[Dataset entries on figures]
*-*-*
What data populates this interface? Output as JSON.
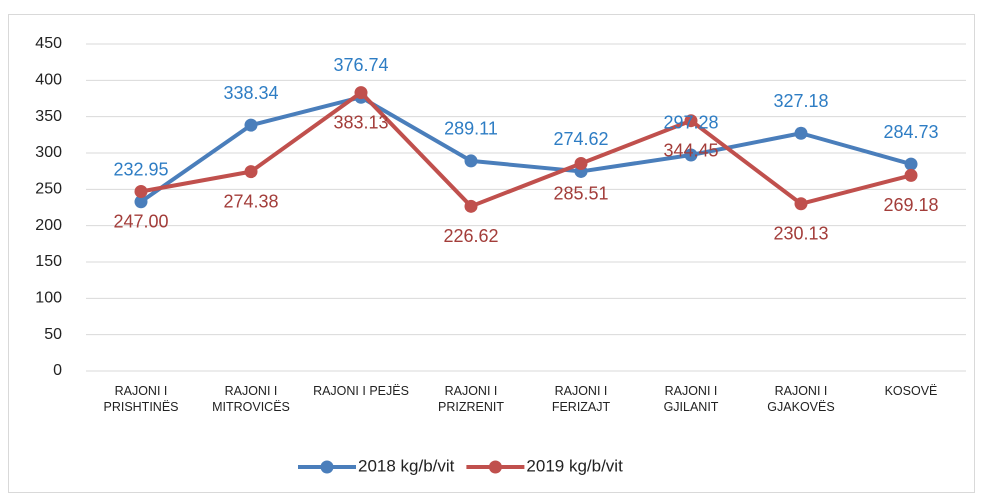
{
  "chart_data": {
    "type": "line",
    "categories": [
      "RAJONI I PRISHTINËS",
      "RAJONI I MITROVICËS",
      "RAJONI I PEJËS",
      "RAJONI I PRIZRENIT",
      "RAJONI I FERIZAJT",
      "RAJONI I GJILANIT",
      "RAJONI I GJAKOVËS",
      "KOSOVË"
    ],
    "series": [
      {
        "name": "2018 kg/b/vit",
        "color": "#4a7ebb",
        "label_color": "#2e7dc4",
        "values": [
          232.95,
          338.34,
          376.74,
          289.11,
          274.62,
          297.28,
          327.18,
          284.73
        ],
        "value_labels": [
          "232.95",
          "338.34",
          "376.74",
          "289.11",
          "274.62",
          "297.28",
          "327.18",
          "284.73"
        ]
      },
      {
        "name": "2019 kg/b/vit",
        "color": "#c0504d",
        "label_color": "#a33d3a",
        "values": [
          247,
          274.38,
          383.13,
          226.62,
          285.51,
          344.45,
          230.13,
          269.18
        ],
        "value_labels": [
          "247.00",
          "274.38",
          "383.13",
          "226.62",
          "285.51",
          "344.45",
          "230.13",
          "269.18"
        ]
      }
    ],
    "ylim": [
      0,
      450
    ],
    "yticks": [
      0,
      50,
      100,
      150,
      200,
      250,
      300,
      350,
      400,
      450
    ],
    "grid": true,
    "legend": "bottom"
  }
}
*-*-*
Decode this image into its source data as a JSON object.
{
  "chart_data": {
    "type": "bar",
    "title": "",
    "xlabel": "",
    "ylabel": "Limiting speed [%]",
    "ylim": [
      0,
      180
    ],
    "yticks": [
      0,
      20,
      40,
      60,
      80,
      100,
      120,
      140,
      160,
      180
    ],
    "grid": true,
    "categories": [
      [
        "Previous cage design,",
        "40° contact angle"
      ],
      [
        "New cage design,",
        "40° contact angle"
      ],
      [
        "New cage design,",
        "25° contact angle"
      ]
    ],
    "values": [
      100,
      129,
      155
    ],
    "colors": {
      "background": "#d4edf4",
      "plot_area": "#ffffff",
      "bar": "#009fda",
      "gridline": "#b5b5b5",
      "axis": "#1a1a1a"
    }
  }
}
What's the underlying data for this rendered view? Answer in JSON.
*-*-*
Both the line with "Decode this image" and the line with "What's the underlying" belong in the extract, along with every line between them; set down those lines exactly and only.

Decode this image into its source data as a JSON object.
{
  "chart_data": {
    "type": "bar",
    "title": "",
    "xlabel": "",
    "ylabel": "Limiting speed [%]",
    "ylim": [
      0,
      180
    ],
    "yticks": [
      0,
      20,
      40,
      60,
      80,
      100,
      120,
      140,
      160,
      180
    ],
    "grid": true,
    "categories": [
      [
        "Previous cage design,",
        "40° contact angle"
      ],
      [
        "New cage design,",
        "40° contact angle"
      ],
      [
        "New cage design,",
        "25° contact angle"
      ]
    ],
    "values": [
      100,
      129,
      155
    ],
    "colors": {
      "background": "#d4edf4",
      "plot_area": "#ffffff",
      "bar": "#009fda",
      "gridline": "#b5b5b5",
      "axis": "#1a1a1a"
    }
  }
}
What's the underlying data for this rendered view? Answer in JSON.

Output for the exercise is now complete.